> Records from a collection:
• • • •
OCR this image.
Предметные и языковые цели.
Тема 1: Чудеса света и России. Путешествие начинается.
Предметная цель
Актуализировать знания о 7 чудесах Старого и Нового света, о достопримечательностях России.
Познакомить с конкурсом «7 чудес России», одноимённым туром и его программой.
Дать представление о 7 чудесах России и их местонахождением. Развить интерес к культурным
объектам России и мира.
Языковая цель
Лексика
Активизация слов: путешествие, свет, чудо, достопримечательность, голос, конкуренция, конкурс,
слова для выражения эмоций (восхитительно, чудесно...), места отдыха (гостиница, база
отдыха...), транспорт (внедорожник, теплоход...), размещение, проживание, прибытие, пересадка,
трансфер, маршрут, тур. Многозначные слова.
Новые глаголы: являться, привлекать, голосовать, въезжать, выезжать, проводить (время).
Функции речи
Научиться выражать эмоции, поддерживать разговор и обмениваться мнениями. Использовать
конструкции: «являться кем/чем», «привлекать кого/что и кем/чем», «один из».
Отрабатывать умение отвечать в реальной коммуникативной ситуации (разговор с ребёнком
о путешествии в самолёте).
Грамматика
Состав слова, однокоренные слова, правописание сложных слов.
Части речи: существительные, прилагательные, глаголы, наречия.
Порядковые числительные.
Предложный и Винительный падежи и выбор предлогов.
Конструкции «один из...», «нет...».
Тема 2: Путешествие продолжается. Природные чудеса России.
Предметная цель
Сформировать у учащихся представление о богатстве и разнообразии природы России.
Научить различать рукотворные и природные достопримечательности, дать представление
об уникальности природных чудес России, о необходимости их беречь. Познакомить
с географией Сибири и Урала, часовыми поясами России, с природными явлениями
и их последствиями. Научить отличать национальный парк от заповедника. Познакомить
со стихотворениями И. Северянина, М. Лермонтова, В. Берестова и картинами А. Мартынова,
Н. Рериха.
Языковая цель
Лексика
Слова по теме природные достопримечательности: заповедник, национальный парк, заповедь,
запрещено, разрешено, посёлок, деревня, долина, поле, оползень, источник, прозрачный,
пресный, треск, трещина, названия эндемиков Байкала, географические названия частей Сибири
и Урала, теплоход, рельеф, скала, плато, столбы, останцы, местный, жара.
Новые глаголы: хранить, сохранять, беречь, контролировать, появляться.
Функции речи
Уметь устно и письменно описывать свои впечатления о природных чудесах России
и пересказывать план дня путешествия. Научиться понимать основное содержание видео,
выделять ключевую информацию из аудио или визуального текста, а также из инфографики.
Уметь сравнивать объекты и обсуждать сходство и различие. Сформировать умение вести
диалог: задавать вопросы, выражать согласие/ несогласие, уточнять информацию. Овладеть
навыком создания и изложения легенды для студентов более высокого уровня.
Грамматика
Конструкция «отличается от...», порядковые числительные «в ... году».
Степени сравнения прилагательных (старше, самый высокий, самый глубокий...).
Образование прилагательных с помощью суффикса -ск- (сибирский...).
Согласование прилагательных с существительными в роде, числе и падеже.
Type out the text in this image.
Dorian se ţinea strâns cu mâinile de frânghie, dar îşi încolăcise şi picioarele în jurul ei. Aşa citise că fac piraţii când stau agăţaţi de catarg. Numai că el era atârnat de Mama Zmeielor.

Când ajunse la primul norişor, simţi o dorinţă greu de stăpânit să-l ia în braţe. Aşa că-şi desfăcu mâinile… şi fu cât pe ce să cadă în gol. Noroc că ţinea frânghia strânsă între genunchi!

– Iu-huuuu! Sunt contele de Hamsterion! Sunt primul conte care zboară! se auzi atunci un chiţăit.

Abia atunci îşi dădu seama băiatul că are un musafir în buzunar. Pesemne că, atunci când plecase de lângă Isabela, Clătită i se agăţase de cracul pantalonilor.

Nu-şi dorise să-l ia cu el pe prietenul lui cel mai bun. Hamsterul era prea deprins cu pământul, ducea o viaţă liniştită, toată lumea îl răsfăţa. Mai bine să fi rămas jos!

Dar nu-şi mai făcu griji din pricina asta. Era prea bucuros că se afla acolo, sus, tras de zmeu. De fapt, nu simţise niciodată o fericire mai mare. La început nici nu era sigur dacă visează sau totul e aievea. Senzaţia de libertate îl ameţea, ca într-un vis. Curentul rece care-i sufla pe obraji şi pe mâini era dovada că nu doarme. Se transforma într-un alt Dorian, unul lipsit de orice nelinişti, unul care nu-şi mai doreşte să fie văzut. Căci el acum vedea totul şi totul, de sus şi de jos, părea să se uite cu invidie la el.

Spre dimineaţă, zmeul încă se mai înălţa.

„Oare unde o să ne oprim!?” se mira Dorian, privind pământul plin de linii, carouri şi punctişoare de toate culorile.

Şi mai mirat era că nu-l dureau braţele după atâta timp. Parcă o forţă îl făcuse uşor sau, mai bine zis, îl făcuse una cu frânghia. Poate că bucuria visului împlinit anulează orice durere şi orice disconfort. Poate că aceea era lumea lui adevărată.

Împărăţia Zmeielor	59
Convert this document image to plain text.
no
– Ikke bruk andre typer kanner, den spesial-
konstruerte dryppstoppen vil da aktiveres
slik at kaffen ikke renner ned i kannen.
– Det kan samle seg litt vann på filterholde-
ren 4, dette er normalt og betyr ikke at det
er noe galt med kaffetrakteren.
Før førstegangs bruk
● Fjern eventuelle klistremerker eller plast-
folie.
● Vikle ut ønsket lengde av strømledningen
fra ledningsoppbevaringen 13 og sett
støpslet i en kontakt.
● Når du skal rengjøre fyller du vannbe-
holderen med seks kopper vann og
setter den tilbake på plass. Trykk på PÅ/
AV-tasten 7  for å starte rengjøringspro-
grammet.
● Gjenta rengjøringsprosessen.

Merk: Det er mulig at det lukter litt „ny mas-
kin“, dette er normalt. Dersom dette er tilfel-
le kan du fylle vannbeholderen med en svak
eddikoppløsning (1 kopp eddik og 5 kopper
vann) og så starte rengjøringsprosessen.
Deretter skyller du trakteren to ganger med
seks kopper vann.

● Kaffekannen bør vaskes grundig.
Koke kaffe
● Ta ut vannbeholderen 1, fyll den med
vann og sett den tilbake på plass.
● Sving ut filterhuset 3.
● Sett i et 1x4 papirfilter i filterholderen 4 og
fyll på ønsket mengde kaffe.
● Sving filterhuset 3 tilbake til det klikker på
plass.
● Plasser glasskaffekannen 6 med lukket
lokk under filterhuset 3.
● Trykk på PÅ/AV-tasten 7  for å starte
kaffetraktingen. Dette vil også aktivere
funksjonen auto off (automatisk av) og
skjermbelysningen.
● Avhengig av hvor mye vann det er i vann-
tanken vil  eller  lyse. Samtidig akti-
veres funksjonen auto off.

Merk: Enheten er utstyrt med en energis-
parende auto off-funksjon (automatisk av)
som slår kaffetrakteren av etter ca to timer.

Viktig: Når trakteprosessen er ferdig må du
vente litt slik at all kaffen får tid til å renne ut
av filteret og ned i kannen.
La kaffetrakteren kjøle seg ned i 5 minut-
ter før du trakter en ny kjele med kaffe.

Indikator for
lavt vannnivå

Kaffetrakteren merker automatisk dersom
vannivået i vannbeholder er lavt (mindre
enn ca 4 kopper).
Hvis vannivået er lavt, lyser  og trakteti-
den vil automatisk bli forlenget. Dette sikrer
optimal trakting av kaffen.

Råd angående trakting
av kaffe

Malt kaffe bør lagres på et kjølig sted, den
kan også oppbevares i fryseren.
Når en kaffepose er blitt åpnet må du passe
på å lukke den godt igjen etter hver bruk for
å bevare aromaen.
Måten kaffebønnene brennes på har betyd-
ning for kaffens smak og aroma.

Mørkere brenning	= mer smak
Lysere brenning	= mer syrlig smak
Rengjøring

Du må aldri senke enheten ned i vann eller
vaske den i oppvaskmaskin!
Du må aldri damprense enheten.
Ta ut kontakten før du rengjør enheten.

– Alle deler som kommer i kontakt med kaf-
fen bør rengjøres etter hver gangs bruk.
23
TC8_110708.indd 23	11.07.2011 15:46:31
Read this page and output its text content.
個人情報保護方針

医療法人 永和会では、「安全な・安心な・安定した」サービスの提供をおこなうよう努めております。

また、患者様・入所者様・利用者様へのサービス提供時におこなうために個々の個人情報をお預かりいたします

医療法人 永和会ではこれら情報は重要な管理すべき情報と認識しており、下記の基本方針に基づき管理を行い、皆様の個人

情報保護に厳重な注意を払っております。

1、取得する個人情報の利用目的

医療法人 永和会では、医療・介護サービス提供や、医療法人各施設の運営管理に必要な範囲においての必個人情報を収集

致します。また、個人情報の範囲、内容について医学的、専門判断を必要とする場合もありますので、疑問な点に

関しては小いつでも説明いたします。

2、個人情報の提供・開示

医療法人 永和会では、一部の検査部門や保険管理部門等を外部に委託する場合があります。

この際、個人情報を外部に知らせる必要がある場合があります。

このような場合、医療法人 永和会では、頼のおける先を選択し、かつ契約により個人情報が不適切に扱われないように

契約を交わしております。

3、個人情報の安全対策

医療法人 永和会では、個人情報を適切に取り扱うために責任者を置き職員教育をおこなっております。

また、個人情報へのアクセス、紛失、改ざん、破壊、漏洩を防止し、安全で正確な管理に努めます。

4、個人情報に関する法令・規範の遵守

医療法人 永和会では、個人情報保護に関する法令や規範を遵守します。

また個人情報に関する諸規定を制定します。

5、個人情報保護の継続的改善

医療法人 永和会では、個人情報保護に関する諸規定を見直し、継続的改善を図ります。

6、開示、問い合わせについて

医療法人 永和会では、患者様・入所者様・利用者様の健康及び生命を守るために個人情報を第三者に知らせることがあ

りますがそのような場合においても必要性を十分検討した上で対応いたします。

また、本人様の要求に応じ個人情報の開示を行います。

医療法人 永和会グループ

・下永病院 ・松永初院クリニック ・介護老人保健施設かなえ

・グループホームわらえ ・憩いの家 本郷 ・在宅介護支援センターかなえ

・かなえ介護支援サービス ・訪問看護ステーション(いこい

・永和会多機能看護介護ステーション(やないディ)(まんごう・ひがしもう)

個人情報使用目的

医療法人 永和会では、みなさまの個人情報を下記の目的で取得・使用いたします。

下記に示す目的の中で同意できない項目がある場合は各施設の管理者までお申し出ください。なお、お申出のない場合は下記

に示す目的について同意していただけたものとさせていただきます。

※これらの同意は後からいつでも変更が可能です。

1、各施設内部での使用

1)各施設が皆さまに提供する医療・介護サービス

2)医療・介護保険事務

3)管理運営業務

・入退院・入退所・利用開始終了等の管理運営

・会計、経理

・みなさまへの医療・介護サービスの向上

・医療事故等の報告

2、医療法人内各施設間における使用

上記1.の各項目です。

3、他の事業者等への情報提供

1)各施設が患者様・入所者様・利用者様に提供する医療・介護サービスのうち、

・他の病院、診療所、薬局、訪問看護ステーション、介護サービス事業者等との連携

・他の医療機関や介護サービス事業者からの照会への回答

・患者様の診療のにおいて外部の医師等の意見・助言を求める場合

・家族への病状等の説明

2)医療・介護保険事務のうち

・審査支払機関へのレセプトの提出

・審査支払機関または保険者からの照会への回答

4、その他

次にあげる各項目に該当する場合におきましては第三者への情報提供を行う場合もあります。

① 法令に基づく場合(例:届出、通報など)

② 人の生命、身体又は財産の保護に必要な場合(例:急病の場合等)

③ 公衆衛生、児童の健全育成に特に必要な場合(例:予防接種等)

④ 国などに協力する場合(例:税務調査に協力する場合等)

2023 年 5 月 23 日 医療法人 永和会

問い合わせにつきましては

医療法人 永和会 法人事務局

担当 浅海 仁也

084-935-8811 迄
• • • •
> EXERCISE DESCRIPTION:
Pick out, from the lines above, every one that contains the string "чудесах".

> WRITTEN SOLUTION:
Актуализировать знания о 7 чудесах Старого и Нового света, о достопримечательностях России.
Дать представление о 7 чудесах России и их местонахождением. Развить интерес к культурным
Уметь устно и письменно описывать свои впечатления о природных чудесах России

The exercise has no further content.